# Start of RECORDED INFORMATION
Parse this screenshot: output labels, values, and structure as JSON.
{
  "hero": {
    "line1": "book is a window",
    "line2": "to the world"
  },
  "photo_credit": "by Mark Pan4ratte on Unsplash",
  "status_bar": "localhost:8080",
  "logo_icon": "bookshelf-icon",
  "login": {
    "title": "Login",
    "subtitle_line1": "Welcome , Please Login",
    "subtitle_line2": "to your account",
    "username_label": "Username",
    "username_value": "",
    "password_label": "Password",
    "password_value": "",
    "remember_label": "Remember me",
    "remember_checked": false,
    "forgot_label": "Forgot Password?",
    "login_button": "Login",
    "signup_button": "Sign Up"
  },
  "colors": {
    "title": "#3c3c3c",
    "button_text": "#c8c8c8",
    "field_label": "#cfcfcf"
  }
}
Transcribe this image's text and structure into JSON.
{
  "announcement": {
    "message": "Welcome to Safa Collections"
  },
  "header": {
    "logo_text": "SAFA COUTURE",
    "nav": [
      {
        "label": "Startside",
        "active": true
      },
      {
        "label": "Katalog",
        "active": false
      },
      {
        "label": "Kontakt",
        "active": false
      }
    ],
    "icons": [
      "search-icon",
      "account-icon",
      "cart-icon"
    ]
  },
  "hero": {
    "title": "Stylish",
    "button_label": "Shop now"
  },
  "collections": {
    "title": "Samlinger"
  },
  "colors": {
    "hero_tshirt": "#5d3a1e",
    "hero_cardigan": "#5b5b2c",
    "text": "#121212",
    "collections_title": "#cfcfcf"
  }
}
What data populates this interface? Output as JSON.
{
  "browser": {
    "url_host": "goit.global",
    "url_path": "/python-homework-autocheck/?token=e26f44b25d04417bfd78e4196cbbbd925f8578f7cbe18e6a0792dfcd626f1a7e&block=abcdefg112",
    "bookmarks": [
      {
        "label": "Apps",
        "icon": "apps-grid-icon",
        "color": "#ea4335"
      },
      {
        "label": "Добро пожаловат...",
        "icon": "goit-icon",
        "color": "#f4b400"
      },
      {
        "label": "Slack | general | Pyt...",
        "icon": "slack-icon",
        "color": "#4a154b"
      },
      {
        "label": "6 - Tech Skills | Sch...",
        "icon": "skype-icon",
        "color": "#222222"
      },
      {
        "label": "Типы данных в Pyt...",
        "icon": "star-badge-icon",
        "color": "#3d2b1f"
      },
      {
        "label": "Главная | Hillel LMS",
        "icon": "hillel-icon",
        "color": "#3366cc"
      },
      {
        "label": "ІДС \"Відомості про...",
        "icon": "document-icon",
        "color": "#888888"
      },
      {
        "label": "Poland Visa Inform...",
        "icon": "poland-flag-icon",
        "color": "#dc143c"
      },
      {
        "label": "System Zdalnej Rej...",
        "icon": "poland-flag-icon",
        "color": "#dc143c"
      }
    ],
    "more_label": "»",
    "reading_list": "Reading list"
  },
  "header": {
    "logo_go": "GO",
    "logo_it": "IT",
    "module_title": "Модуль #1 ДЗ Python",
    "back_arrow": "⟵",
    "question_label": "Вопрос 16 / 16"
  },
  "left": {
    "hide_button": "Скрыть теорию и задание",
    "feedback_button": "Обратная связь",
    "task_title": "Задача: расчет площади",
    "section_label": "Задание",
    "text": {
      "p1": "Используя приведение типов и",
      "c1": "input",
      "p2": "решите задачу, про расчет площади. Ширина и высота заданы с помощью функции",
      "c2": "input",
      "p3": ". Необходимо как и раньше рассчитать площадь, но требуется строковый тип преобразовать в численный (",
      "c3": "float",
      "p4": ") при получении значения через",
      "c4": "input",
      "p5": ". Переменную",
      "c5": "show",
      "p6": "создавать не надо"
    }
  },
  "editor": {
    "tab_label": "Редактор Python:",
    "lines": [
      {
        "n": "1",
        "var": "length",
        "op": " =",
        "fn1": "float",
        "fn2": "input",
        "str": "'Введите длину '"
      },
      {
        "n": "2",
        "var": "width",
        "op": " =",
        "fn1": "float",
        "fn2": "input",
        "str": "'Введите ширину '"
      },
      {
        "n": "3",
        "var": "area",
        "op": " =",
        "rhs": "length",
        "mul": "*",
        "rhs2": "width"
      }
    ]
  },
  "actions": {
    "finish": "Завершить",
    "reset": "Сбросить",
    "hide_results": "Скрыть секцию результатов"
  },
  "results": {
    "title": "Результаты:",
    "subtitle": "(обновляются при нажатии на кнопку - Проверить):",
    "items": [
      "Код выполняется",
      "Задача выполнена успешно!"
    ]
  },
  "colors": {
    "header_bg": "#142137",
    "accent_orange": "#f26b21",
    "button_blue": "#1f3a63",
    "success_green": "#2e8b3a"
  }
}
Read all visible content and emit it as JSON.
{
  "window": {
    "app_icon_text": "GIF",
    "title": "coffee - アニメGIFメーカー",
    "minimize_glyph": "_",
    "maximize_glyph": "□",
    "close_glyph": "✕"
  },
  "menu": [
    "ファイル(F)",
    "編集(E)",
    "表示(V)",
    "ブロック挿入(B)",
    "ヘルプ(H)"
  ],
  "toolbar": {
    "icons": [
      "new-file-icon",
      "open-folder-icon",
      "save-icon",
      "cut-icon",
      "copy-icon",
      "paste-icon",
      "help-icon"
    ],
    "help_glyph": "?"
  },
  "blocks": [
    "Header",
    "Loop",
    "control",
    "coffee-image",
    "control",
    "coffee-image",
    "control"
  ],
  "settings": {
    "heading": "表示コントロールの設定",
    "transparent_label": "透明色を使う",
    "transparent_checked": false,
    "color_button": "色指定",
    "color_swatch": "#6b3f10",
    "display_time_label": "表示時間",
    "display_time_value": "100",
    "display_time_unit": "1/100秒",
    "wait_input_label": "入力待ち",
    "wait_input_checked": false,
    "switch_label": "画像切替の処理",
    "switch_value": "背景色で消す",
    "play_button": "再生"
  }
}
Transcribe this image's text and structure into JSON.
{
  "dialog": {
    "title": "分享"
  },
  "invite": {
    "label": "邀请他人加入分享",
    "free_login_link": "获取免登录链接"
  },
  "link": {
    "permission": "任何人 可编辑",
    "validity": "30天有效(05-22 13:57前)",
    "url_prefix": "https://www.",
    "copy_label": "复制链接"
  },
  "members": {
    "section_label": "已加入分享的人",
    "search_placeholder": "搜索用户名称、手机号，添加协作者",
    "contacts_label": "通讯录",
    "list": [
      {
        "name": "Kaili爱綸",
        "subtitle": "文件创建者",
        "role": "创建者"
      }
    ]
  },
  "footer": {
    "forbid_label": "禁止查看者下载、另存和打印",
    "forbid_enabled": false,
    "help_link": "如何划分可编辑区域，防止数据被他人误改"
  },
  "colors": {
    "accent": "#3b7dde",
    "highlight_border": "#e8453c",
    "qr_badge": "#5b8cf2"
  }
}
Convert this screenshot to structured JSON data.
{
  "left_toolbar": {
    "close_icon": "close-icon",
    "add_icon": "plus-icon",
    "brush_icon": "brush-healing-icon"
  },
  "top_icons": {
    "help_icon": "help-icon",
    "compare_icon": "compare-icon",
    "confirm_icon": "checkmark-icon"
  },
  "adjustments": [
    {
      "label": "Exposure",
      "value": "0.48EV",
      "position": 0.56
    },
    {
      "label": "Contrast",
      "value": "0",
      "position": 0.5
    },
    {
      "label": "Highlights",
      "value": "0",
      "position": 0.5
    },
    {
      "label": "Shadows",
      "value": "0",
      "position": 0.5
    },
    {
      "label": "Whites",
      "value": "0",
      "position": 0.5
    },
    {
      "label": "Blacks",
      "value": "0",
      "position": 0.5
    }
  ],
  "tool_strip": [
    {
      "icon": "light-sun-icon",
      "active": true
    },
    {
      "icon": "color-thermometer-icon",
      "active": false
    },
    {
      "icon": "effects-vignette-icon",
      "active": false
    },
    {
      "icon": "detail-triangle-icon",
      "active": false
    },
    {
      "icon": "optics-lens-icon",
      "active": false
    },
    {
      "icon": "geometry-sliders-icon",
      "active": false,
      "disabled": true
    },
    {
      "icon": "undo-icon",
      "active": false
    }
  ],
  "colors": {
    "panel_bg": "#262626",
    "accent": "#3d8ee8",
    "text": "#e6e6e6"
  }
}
# End of RECORDED INFORMATION
In the lines above, locate the string "account". Copy every line where it occurs.

    "subtitle_line2": "to your account",
      "account-icon",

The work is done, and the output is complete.